» **Collection entries**:
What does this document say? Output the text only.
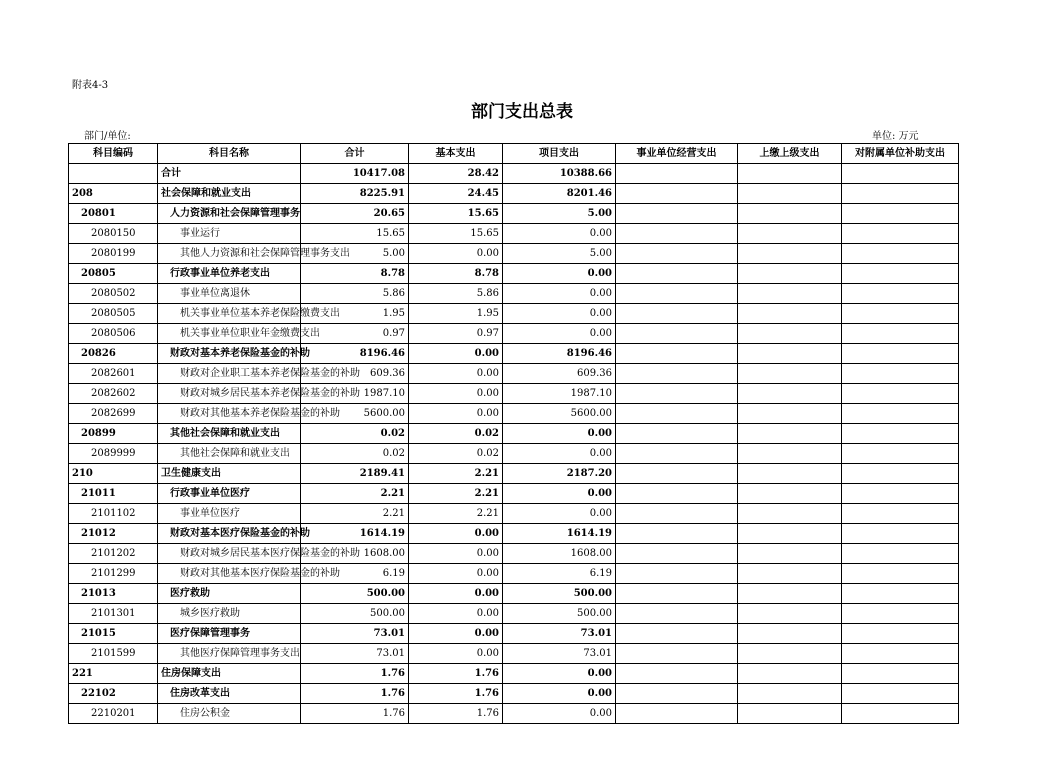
附表4-3
部门支出总表
部门/单位:	单位: 万元
科目编码	科目名称	合计	基本支出	项目支出	事业单位经营支出	上缴上级支出	对附属单位补助支出
	合计	10417.08	28.42	10388.66			
208	社会保障和就业支出	8225.91	24.45	8201.46			
20801	人力资源和社会保障管理事务	20.65	15.65	5.00			
2080150	事业运行	15.65	15.65	0.00			
2080199	其他人力资源和社会保障管理事务支出	5.00	0.00	5.00			
20805	行政事业单位养老支出	8.78	8.78	0.00			
2080502	事业单位离退休	5.86	5.86	0.00			
2080505	机关事业单位基本养老保险缴费支出	1.95	1.95	0.00			
2080506	机关事业单位职业年金缴费支出	0.97	0.97	0.00			
20826	财政对基本养老保险基金的补助	8196.46	0.00	8196.46			
2082601	财政对企业职工基本养老保险基金的补助	609.36	0.00	609.36			
2082602	财政对城乡居民基本养老保险基金的补助	1987.10	0.00	1987.10			
2082699	财政对其他基本养老保险基金的补助	5600.00	0.00	5600.00			
20899	其他社会保障和就业支出	0.02	0.02	0.00			
2089999	其他社会保障和就业支出	0.02	0.02	0.00			
210	卫生健康支出	2189.41	2.21	2187.20			
21011	行政事业单位医疗	2.21	2.21	0.00			
2101102	事业单位医疗	2.21	2.21	0.00			
21012	财政对基本医疗保险基金的补助	1614.19	0.00	1614.19			
2101202	财政对城乡居民基本医疗保险基金的补助	1608.00	0.00	1608.00			
2101299	财政对其他基本医疗保险基金的补助	6.19	0.00	6.19			
21013	医疗救助	500.00	0.00	500.00			
2101301	城乡医疗救助	500.00	0.00	500.00			
21015	医疗保障管理事务	73.01	0.00	73.01			
2101599	其他医疗保障管理事务支出	73.01	0.00	73.01			
221	住房保障支出	1.76	1.76	0.00			
22102	住房改革支出	1.76	1.76	0.00			
2210201	住房公积金	1.76	1.76	0.00			
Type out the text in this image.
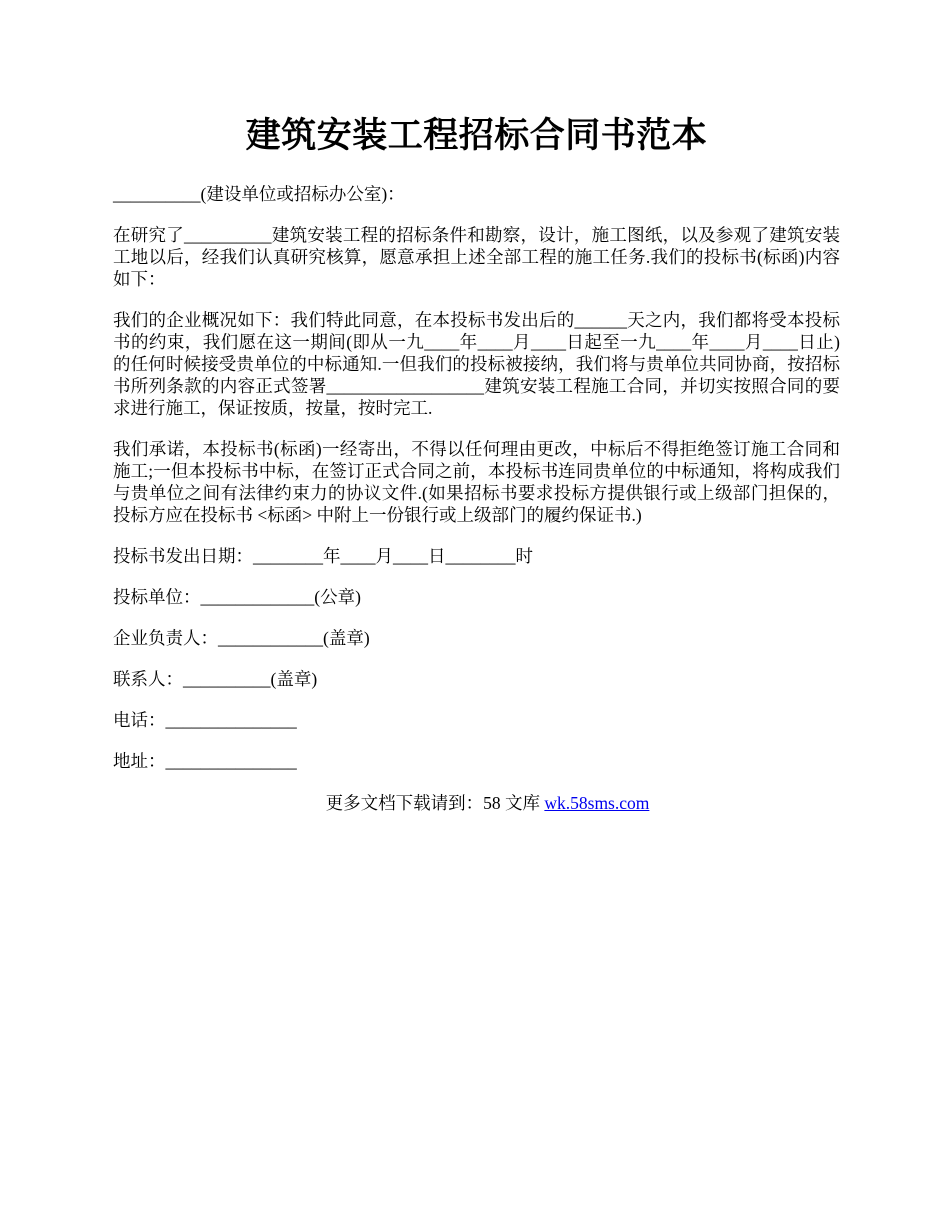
建筑安装工程招标合同书范本

__________(建设单位或招标办公室)：

在研究了__________建筑安装工程的招标条件和勘察，设计，施工图纸，以及参观了建筑安装工地以后，经我们认真研究核算，愿意承担上述全部工程的施工任务.我们的投标书(标函)内容如下：

我们的企业概况如下：我们特此同意，在本投标书发出后的______天之内，我们都将受本投标书的约束，我们愿在这一期间(即从一九____年____月____日起至一九____年____月____日止)的任何时候接受贵单位的中标通知.一但我们的投标被接纳，我们将与贵单位共同协商，按招标书所列条款的内容正式签署__________________建筑安装工程施工合同，并切实按照合同的要求进行施工，保证按质，按量，按时完工.

我们承诺，本投标书(标函)一经寄出，不得以任何理由更改，中标后不得拒绝签订施工合同和施工;一但本投标书中标，在签订正式合同之前，本投标书连同贵单位的中标通知，将构成我们与贵单位之间有法律约束力的协议文件.(如果招标书要求投标方提供银行或上级部门担保的，投标方应在投标书 <标函> 中附上一份银行或上级部门的履约保证书.)

投标书发出日期：________年____月____日________时

投标单位：_____________(公章)

企业负责人：____________(盖章)

联系人：__________(盖章)

电话：_______________

地址：_______________

更多文档下载请到：58 文库 wk.58sms.com
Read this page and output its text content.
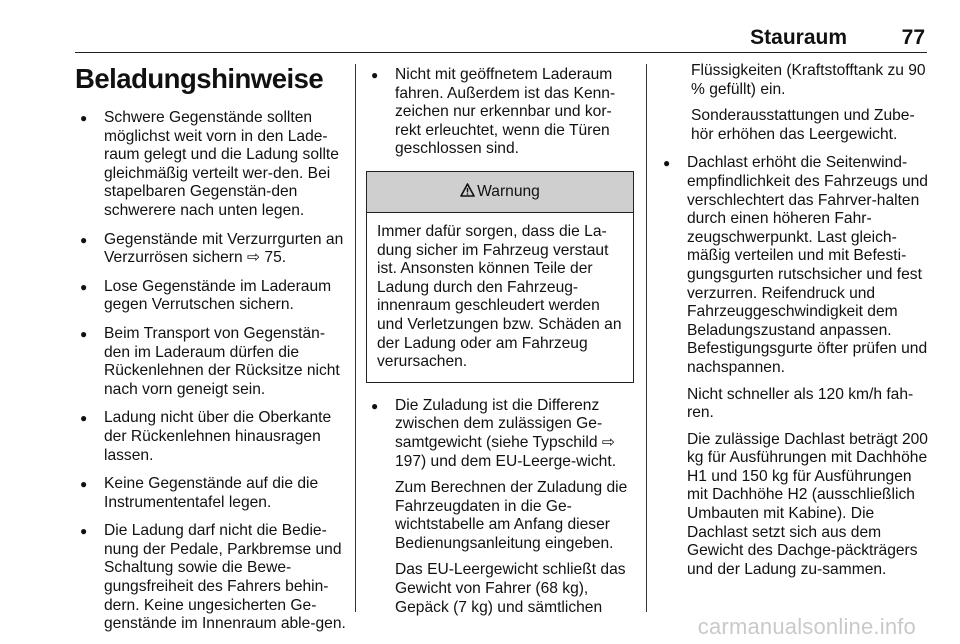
Stauraum	77
Beladungshinweise
● Schwere Gegenstände sollten möglichst weit vorn in den Lade-raum gelegt und die Ladung sollte gleichmäßig verteilt wer-den. Bei stapelbaren Gegenstän-den schwerere nach unten legen.
● Gegenstände mit Verzurrgurten an Verzurrösen sichern ⇨ 75.
● Lose Gegenstände im Laderaum gegen Verrutschen sichern.
● Beim Transport von Gegenstän-den im Laderaum dürfen die Rückenlehnen der Rücksitze nicht nach vorn geneigt sein.
● Ladung nicht über die Oberkante der Rückenlehnen hinausragen lassen.
● Keine Gegenstände auf die die Instrumententafel legen.
● Die Ladung darf nicht die Bedie-nung der Pedale, Parkbremse und Schaltung sowie die Bewe-gungsfreiheit des Fahrers behin-dern. Keine ungesicherten Ge-genstände im Innenraum able-gen.
● Nicht mit geöffnetem Laderaum fahren. Außerdem ist das Kenn-zeichen nur erkennbar und kor-rekt erleuchtet, wenn die Türen geschlossen sind.
Warnung
Immer dafür sorgen, dass die La-dung sicher im Fahrzeug verstaut ist. Ansonsten können Teile der Ladung durch den Fahrzeug-innenraum geschleudert werden und Verletzungen bzw. Schäden an der Ladung oder am Fahrzeug verursachen.
● Die Zuladung ist die Differenz zwischen dem zulässigen Ge-samtgewicht (siehe Typschild ⇨ 197) und dem EU-Leerge-wicht.
Zum Berechnen der Zuladung die Fahrzeugdaten in die Ge-wichtstabelle am Anfang dieser Bedienungsanleitung eingeben.
Das EU-Leergewicht schließt das Gewicht von Fahrer (68 kg), Gepäck (7 kg) und sämtlichen
Flüssigkeiten (Kraftstofftank zu 90 % gefüllt) ein.
Sonderausstattungen und Zube-hör erhöhen das Leergewicht.
● Dachlast erhöht die Seitenwind-empfindlichkeit des Fahrzeugs und verschlechtert das Fahrver-halten durch einen höheren Fahr-zeugschwerpunkt. Last gleich-mäßig verteilen und mit Befesti-gungsgurten rutschsicher und fest verzurren. Reifendruck und Fahrzeuggeschwindigkeit dem Beladungszustand anpassen. Befestigungsgurte öfter prüfen und nachspannen.
Nicht schneller als 120 km/h fah-ren.
Die zulässige Dachlast beträgt 200 kg für Ausführungen mit Dachhöhe H1 und 150 kg für Ausführungen mit Dachhöhe H2 (ausschließlich Umbauten mit Kabine). Die Dachlast setzt sich aus dem Gewicht des Dachge-päckträgers und der Ladung zu-sammen.
carmanualsonline.info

» **Written request**: Check each line above for the word "Zuladung" and give the number of lines that have it, nothing else.

» **Task response**: 2